===== EXERCISE INPUT =====

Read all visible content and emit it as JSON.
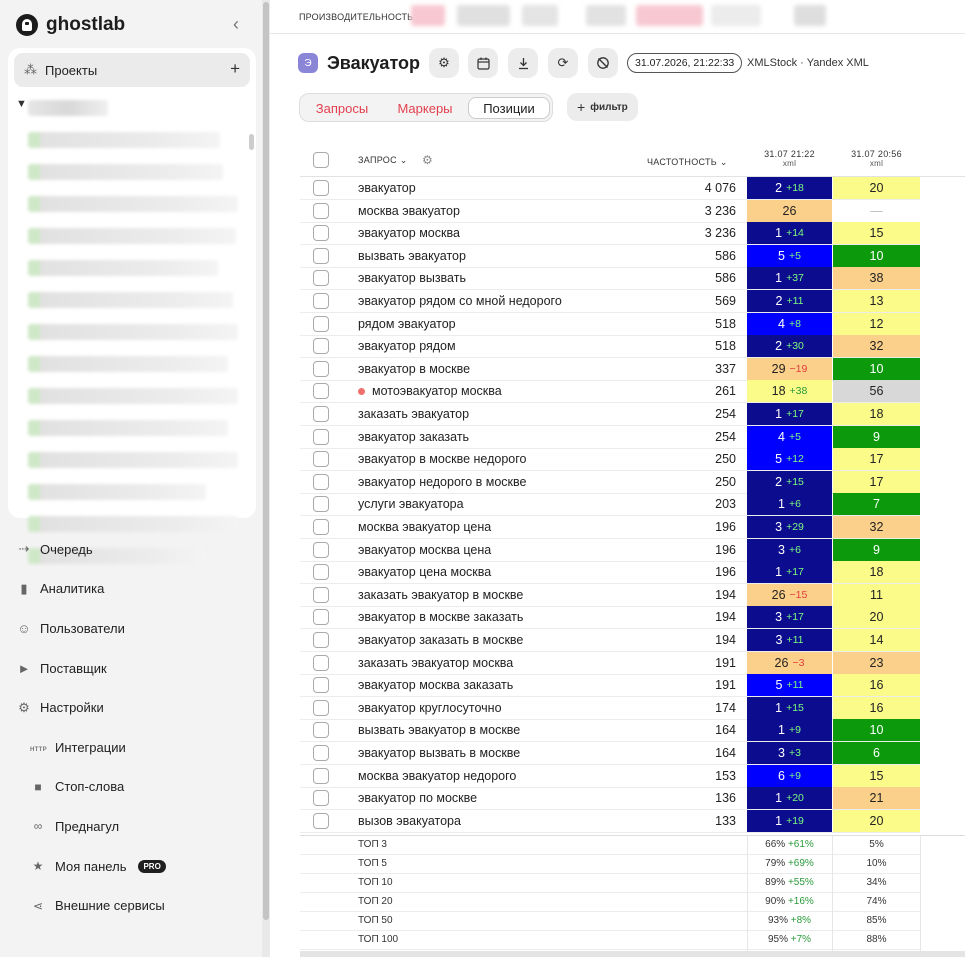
{
  "brand": {
    "name": "ghostlab"
  },
  "sidebar": {
    "projects_label": "Проекты",
    "nav": [
      {
        "label": "Очередь",
        "icon": "queue-icon"
      },
      {
        "label": "Аналитика",
        "icon": "bar-chart-icon"
      },
      {
        "label": "Пользователи",
        "icon": "users-icon"
      },
      {
        "label": "Поставщик",
        "icon": "provider-icon"
      },
      {
        "label": "Настройки",
        "icon": "gear-icon"
      }
    ],
    "settings_sub": [
      {
        "label": "Интеграции",
        "icon": "http-icon",
        "icon_text": "HTTP"
      },
      {
        "label": "Стоп-слова",
        "icon": "square-icon"
      },
      {
        "label": "Преднагул",
        "icon": "loop-icon"
      },
      {
        "label": "Моя панель",
        "icon": "star-icon",
        "badge": "PRO"
      },
      {
        "label": "Внешние сервисы",
        "icon": "share-icon"
      }
    ]
  },
  "topbar": {
    "performance_label": "ПРОИЗВОДИТЕЛЬНОСТЬ:"
  },
  "project": {
    "badge": "Э",
    "title": "Эвакуатор",
    "date": "31.07.2026, 21:22:33",
    "source": "XMLStock · Yandex XML"
  },
  "tabs": [
    {
      "label": "Запросы",
      "active": false
    },
    {
      "label": "Маркеры",
      "active": false
    },
    {
      "label": "Позиции",
      "active": true
    }
  ],
  "filter_label": "фильтр",
  "table": {
    "col_query": "ЗАПРОС",
    "col_freq": "ЧАСТОТНОСТЬ",
    "col_date1": "31.07 21:22",
    "col_date1_sub": "xml",
    "col_date2": "31.07 20:56",
    "col_date2_sub": "xml",
    "rows": [
      {
        "q": "эвакуатор",
        "f": "4 076",
        "p1": "2",
        "d": "+18",
        "p2": "20"
      },
      {
        "q": "москва эвакуатор",
        "f": "3 236",
        "p1": "26",
        "d": "",
        "p2": "—"
      },
      {
        "q": "эвакуатор москва",
        "f": "3 236",
        "p1": "1",
        "d": "+14",
        "p2": "15"
      },
      {
        "q": "вызвать эвакуатор",
        "f": "586",
        "p1": "5",
        "d": "+5",
        "p2": "10"
      },
      {
        "q": "эвакуатор вызвать",
        "f": "586",
        "p1": "1",
        "d": "+37",
        "p2": "38"
      },
      {
        "q": "эвакуатор рядом со мной недорого",
        "f": "569",
        "p1": "2",
        "d": "+11",
        "p2": "13"
      },
      {
        "q": "рядом эвакуатор",
        "f": "518",
        "p1": "4",
        "d": "+8",
        "p2": "12"
      },
      {
        "q": "эвакуатор рядом",
        "f": "518",
        "p1": "2",
        "d": "+30",
        "p2": "32"
      },
      {
        "q": "эвакуатор в москве",
        "f": "337",
        "p1": "29",
        "d": "−19",
        "p2": "10"
      },
      {
        "q": "мотоэвакуатор москва",
        "f": "261",
        "p1": "18",
        "d": "+38",
        "p2": "56",
        "marker": true
      },
      {
        "q": "заказать эвакуатор",
        "f": "254",
        "p1": "1",
        "d": "+17",
        "p2": "18"
      },
      {
        "q": "эвакуатор заказать",
        "f": "254",
        "p1": "4",
        "d": "+5",
        "p2": "9"
      },
      {
        "q": "эвакуатор в москве недорого",
        "f": "250",
        "p1": "5",
        "d": "+12",
        "p2": "17"
      },
      {
        "q": "эвакуатор недорого в москве",
        "f": "250",
        "p1": "2",
        "d": "+15",
        "p2": "17"
      },
      {
        "q": "услуги эвакуатора",
        "f": "203",
        "p1": "1",
        "d": "+6",
        "p2": "7"
      },
      {
        "q": "москва эвакуатор цена",
        "f": "196",
        "p1": "3",
        "d": "+29",
        "p2": "32"
      },
      {
        "q": "эвакуатор москва цена",
        "f": "196",
        "p1": "3",
        "d": "+6",
        "p2": "9"
      },
      {
        "q": "эвакуатор цена москва",
        "f": "196",
        "p1": "1",
        "d": "+17",
        "p2": "18"
      },
      {
        "q": "заказать эвакуатор в москве",
        "f": "194",
        "p1": "26",
        "d": "−15",
        "p2": "11"
      },
      {
        "q": "эвакуатор в москве заказать",
        "f": "194",
        "p1": "3",
        "d": "+17",
        "p2": "20"
      },
      {
        "q": "эвакуатор заказать в москве",
        "f": "194",
        "p1": "3",
        "d": "+11",
        "p2": "14"
      },
      {
        "q": "заказать эвакуатор москва",
        "f": "191",
        "p1": "26",
        "d": "−3",
        "p2": "23"
      },
      {
        "q": "эвакуатор москва заказать",
        "f": "191",
        "p1": "5",
        "d": "+11",
        "p2": "16"
      },
      {
        "q": "эвакуатор круглосуточно",
        "f": "174",
        "p1": "1",
        "d": "+15",
        "p2": "16"
      },
      {
        "q": "вызвать эвакуатор в москве",
        "f": "164",
        "p1": "1",
        "d": "+9",
        "p2": "10"
      },
      {
        "q": "эвакуатор вызвать в москве",
        "f": "164",
        "p1": "3",
        "d": "+3",
        "p2": "6"
      },
      {
        "q": "москва эвакуатор недорого",
        "f": "153",
        "p1": "6",
        "d": "+9",
        "p2": "15"
      },
      {
        "q": "эвакуатор по москве",
        "f": "136",
        "p1": "1",
        "d": "+20",
        "p2": "21"
      },
      {
        "q": "вызов эвакуатора",
        "f": "133",
        "p1": "1",
        "d": "+19",
        "p2": "20"
      }
    ],
    "tops": [
      {
        "label": "ТОП 3",
        "v1": "66%",
        "d": "+61%",
        "v2": "5%"
      },
      {
        "label": "ТОП 5",
        "v1": "79%",
        "d": "+69%",
        "v2": "10%"
      },
      {
        "label": "ТОП 10",
        "v1": "89%",
        "d": "+55%",
        "v2": "34%"
      },
      {
        "label": "ТОП 20",
        "v1": "90%",
        "d": "+16%",
        "v2": "74%"
      },
      {
        "label": "ТОП 50",
        "v1": "93%",
        "d": "+8%",
        "v2": "85%"
      },
      {
        "label": "ТОП 100",
        "v1": "95%",
        "d": "+7%",
        "v2": "88%"
      }
    ]
  },
  "colors": {
    "top3": "#0c0c8f",
    "top10": "#0000ff",
    "top10_pos2": "#0c9a0c",
    "top20": "#fbfb8a",
    "top30": "#fbd08a",
    "beyond": "#d8d8d8",
    "delta_up": "#7cfc7c",
    "delta_down": "#e23d3d"
  }
}
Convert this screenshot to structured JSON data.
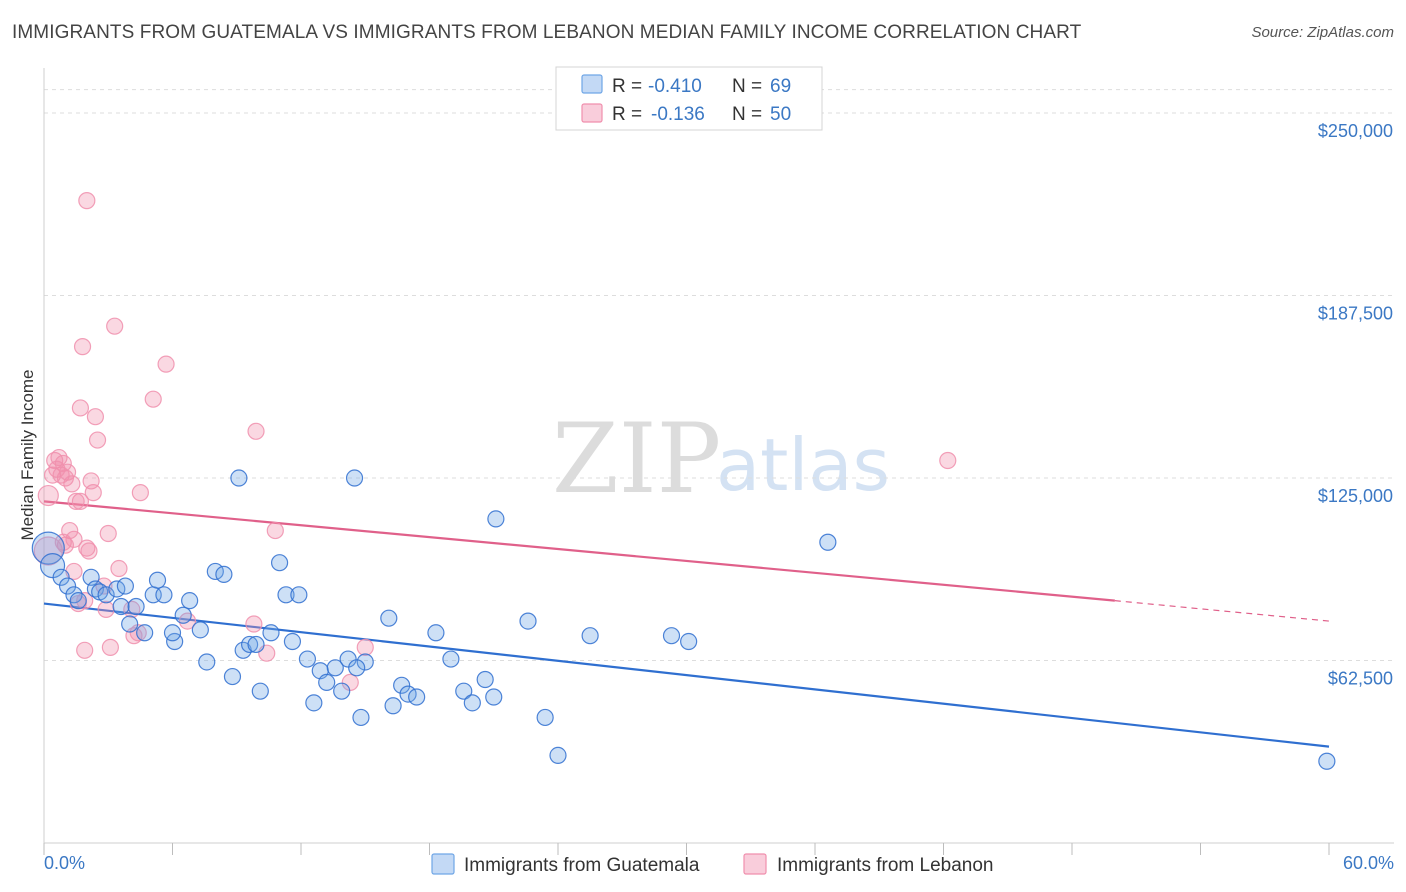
{
  "header": {
    "title": "IMMIGRANTS FROM GUATEMALA VS IMMIGRANTS FROM LEBANON MEDIAN FAMILY INCOME CORRELATION CHART",
    "source": "Source: ZipAtlas.com"
  },
  "watermark": {
    "zip": "ZIP",
    "atlas": "atlas"
  },
  "legend": {
    "rows": [
      {
        "r_label": "R =",
        "r_value": "-0.410",
        "n_label": "N =",
        "n_value": "69"
      },
      {
        "r_label": "R =",
        "r_value": "-0.136",
        "n_label": "N =",
        "n_value": "50"
      }
    ]
  },
  "colors": {
    "guatemala": "#6fa6e6",
    "guatemala_line": "#2f6fd0",
    "lebanon": "#f08fad",
    "lebanon_line": "#e0608a",
    "tick_label": "#3b78c4",
    "grid": "#dddddd"
  },
  "chart_data": {
    "type": "scatter",
    "title": "IMMIGRANTS FROM GUATEMALA VS IMMIGRANTS FROM LEBANON MEDIAN FAMILY INCOME CORRELATION CHART",
    "xlabel": "",
    "ylabel": "Median Family Income",
    "xlim": [
      0,
      60
    ],
    "ylim": [
      0,
      262000
    ],
    "x_tick_labels": [
      "0.0%",
      "60.0%"
    ],
    "y_ticks": [
      62500,
      125000,
      187500,
      250000
    ],
    "y_tick_labels": [
      "$62,500",
      "$125,000",
      "$187,500",
      "$250,000"
    ],
    "series": [
      {
        "name": "Immigrants from Guatemala",
        "color": "#6fa6e6",
        "trend": {
          "x": [
            0,
            60
          ],
          "y": [
            82000,
            33000
          ],
          "dashed_from": null
        },
        "points": [
          [
            0.2,
            101000,
            16
          ],
          [
            0.4,
            95000,
            12
          ],
          [
            0.8,
            91000,
            8
          ],
          [
            1.1,
            88000,
            8
          ],
          [
            1.4,
            85000,
            8
          ],
          [
            1.6,
            83000,
            8
          ],
          [
            2.2,
            91000,
            8
          ],
          [
            2.4,
            87000,
            8
          ],
          [
            2.6,
            86000,
            8
          ],
          [
            2.9,
            85000,
            8
          ],
          [
            3.4,
            87000,
            8
          ],
          [
            3.6,
            81000,
            8
          ],
          [
            3.8,
            88000,
            8
          ],
          [
            4.0,
            75000,
            8
          ],
          [
            4.3,
            81000,
            8
          ],
          [
            4.7,
            72000,
            8
          ],
          [
            5.1,
            85000,
            8
          ],
          [
            5.3,
            90000,
            8
          ],
          [
            5.6,
            85000,
            8
          ],
          [
            6.1,
            69000,
            8
          ],
          [
            6.5,
            78000,
            8
          ],
          [
            6.8,
            83000,
            8
          ],
          [
            7.3,
            73000,
            8
          ],
          [
            7.6,
            62000,
            8
          ],
          [
            8.0,
            93000,
            8
          ],
          [
            8.4,
            92000,
            8
          ],
          [
            8.8,
            57000,
            8
          ],
          [
            9.1,
            125000,
            8
          ],
          [
            9.3,
            66000,
            8
          ],
          [
            9.6,
            68000,
            8
          ],
          [
            9.9,
            68000,
            8
          ],
          [
            10.1,
            52000,
            8
          ],
          [
            10.6,
            72000,
            8
          ],
          [
            11.0,
            96000,
            8
          ],
          [
            11.3,
            85000,
            8
          ],
          [
            11.6,
            69000,
            8
          ],
          [
            11.9,
            85000,
            8
          ],
          [
            12.3,
            63000,
            8
          ],
          [
            12.6,
            48000,
            8
          ],
          [
            12.9,
            59000,
            8
          ],
          [
            13.2,
            55000,
            8
          ],
          [
            13.6,
            60000,
            8
          ],
          [
            13.9,
            52000,
            8
          ],
          [
            14.2,
            63000,
            8
          ],
          [
            14.5,
            125000,
            8
          ],
          [
            14.8,
            43000,
            8
          ],
          [
            15.0,
            62000,
            8
          ],
          [
            16.1,
            77000,
            8
          ],
          [
            16.3,
            47000,
            8
          ],
          [
            16.7,
            54000,
            8
          ],
          [
            17.0,
            51000,
            8
          ],
          [
            17.4,
            50000,
            8
          ],
          [
            18.3,
            72000,
            8
          ],
          [
            19.0,
            63000,
            8
          ],
          [
            19.6,
            52000,
            8
          ],
          [
            20.0,
            48000,
            8
          ],
          [
            20.6,
            56000,
            8
          ],
          [
            21.0,
            50000,
            8
          ],
          [
            21.1,
            111000,
            8
          ],
          [
            22.6,
            76000,
            8
          ],
          [
            23.4,
            43000,
            8
          ],
          [
            24.0,
            30000,
            8
          ],
          [
            25.5,
            71000,
            8
          ],
          [
            29.3,
            71000,
            8
          ],
          [
            30.1,
            69000,
            8
          ],
          [
            36.6,
            103000,
            8
          ],
          [
            59.9,
            28000,
            8
          ],
          [
            14.6,
            60000,
            8
          ],
          [
            6.0,
            72000,
            8
          ]
        ]
      },
      {
        "name": "Immigrants from Lebanon",
        "color": "#f08fad",
        "trend": {
          "x": [
            0,
            50
          ],
          "y": [
            117000,
            83000
          ],
          "dashed_from": 50,
          "dashed_to": [
            60,
            76000
          ]
        },
        "points": [
          [
            0.2,
            119000,
            10
          ],
          [
            0.2,
            100000,
            14
          ],
          [
            0.4,
            126000,
            8
          ],
          [
            0.5,
            131000,
            8
          ],
          [
            0.7,
            132000,
            8
          ],
          [
            0.8,
            126000,
            8
          ],
          [
            0.9,
            130000,
            8
          ],
          [
            0.9,
            103000,
            8
          ],
          [
            1.0,
            125000,
            8
          ],
          [
            1.1,
            127000,
            8
          ],
          [
            1.2,
            107000,
            8
          ],
          [
            1.3,
            123000,
            8
          ],
          [
            1.4,
            93000,
            8
          ],
          [
            1.4,
            104000,
            8
          ],
          [
            1.5,
            117000,
            8
          ],
          [
            1.6,
            82000,
            8
          ],
          [
            1.7,
            149000,
            8
          ],
          [
            1.7,
            117000,
            8
          ],
          [
            1.9,
            83000,
            8
          ],
          [
            1.9,
            66000,
            8
          ],
          [
            2.0,
            220000,
            8
          ],
          [
            2.0,
            101000,
            8
          ],
          [
            2.1,
            100000,
            8
          ],
          [
            2.2,
            124000,
            8
          ],
          [
            2.3,
            120000,
            8
          ],
          [
            2.4,
            146000,
            8
          ],
          [
            2.5,
            138000,
            8
          ],
          [
            2.9,
            80000,
            8
          ],
          [
            3.0,
            106000,
            8
          ],
          [
            3.1,
            67000,
            8
          ],
          [
            3.3,
            177000,
            8
          ],
          [
            3.5,
            94000,
            8
          ],
          [
            4.1,
            80000,
            8
          ],
          [
            4.2,
            71000,
            8
          ],
          [
            4.4,
            72000,
            8
          ],
          [
            4.5,
            120000,
            8
          ],
          [
            5.1,
            152000,
            8
          ],
          [
            5.7,
            164000,
            8
          ],
          [
            6.7,
            76000,
            8
          ],
          [
            9.8,
            75000,
            8
          ],
          [
            9.9,
            141000,
            8
          ],
          [
            10.4,
            65000,
            8
          ],
          [
            10.8,
            107000,
            8
          ],
          [
            14.3,
            55000,
            8
          ],
          [
            15.0,
            67000,
            8
          ],
          [
            42.2,
            131000,
            8
          ],
          [
            1.8,
            170000,
            8
          ],
          [
            0.6,
            128000,
            8
          ],
          [
            1.0,
            102000,
            8
          ],
          [
            2.8,
            88000,
            8
          ]
        ]
      }
    ],
    "legend_position": "top-center"
  },
  "bottom_legend": {
    "guatemala": "Immigrants from Guatemala",
    "lebanon": "Immigrants from Lebanon"
  }
}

=====

**TO BE DONE:** Each line holding the word "цена" counts once; report the total and nothing else.

**OUTPUT:** 3